MATERIAL PROVIDED:
** START **
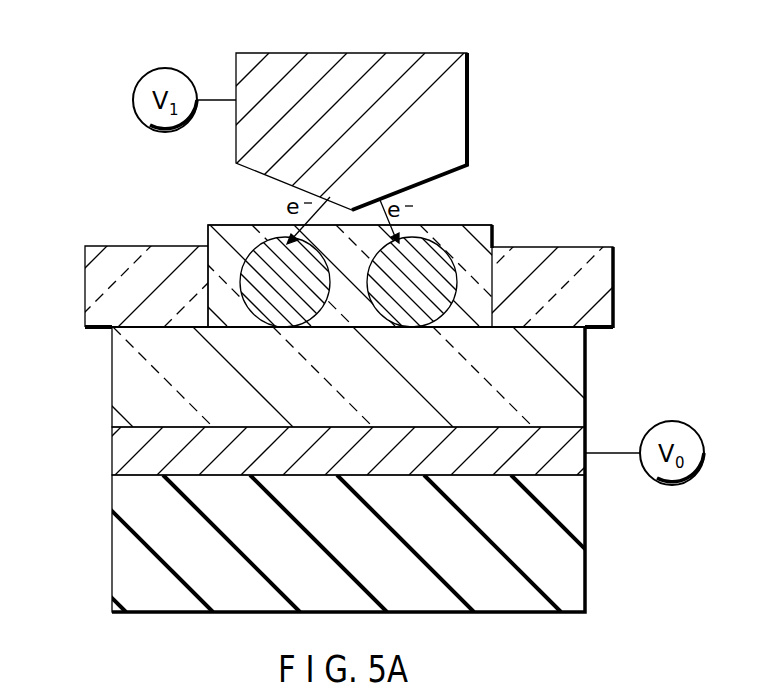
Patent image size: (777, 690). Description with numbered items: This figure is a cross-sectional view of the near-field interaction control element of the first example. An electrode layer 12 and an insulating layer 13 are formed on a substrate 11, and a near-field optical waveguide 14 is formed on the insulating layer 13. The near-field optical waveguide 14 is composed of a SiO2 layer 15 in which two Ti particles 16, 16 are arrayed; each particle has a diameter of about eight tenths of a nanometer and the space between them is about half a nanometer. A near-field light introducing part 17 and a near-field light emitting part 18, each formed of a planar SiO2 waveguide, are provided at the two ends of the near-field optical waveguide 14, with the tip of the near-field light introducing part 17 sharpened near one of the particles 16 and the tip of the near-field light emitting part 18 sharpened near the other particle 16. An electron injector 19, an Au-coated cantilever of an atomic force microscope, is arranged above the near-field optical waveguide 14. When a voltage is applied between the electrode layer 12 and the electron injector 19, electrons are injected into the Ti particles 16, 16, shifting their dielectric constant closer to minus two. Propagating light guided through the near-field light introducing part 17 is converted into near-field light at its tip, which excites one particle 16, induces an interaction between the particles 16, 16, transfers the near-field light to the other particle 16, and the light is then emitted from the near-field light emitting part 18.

The substrate 11 is at (574, 557).
The electrode layer 12 is at (120, 452).
The insulating layer 13 is at (576, 372).
The near-field optical waveguide 14 is at (472, 219).
The SiO2 layer 15 is at (208, 224).
The Ti particles 16 is at (265, 238).
The near-field light introducing part 17 is at (92, 284).
The near-field light emitting part 18 is at (604, 283).
The electron injector 19 is at (431, 70).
** END **
DO THIS: Please quote everything from the start of the records through the line containing "The near-field light emitting part 18 is", word for word and including that line, but leave out the pictures.

THE ANSWER:
Patent image size: (777, 690). Description with numbered items: This figure is a cross-sectional view of the near-field interaction control element of the first example. An electrode layer 12 and an insulating layer 13 are formed on a substrate 11, and a near-field optical waveguide 14 is formed on the insulating layer 13. The near-field optical waveguide 14 is composed of a SiO2 layer 15 in which two Ti particles 16, 16 are arrayed; each particle has a diameter of about eight tenths of a nanometer and the space between them is about half a nanometer. A near-field light introducing part 17 and a near-field light emitting part 18, each formed of a planar SiO2 waveguide, are provided at the two ends of the near-field optical waveguide 14, with the tip of the near-field light introducing part 17 sharpened near one of the particles 16 and the tip of the near-field light emitting part 18 sharpened near the other particle 16. An electron injector 19, an Au-coated cantilever of an atomic force microscope, is arranged above the near-field optical waveguide 14. When a voltage is applied between the electrode layer 12 and the electron injector 19, electrons are injected into the Ti particles 16, 16, shifting their dielectric constant closer to minus two. Propagating light guided through the near-field light introducing part 17 is converted into near-field light at its tip, which excites one particle 16, induces an interaction between the particles 16, 16, transfers the near-field light to the other particle 16, and the light is then emitted from the near-field light emitting part 18.

The substrate 11 is at (574, 557).
The electrode layer 12 is at (120, 452).
The insulating layer 13 is at (576, 372).
The near-field optical waveguide 14 is at (472, 219).
The SiO2 layer 15 is at (208, 224).
The Ti particles 16 is at (265, 238).
The near-field light introducing part 17 is at (92, 284).
The near-field light emitting part 18 is at (604, 283).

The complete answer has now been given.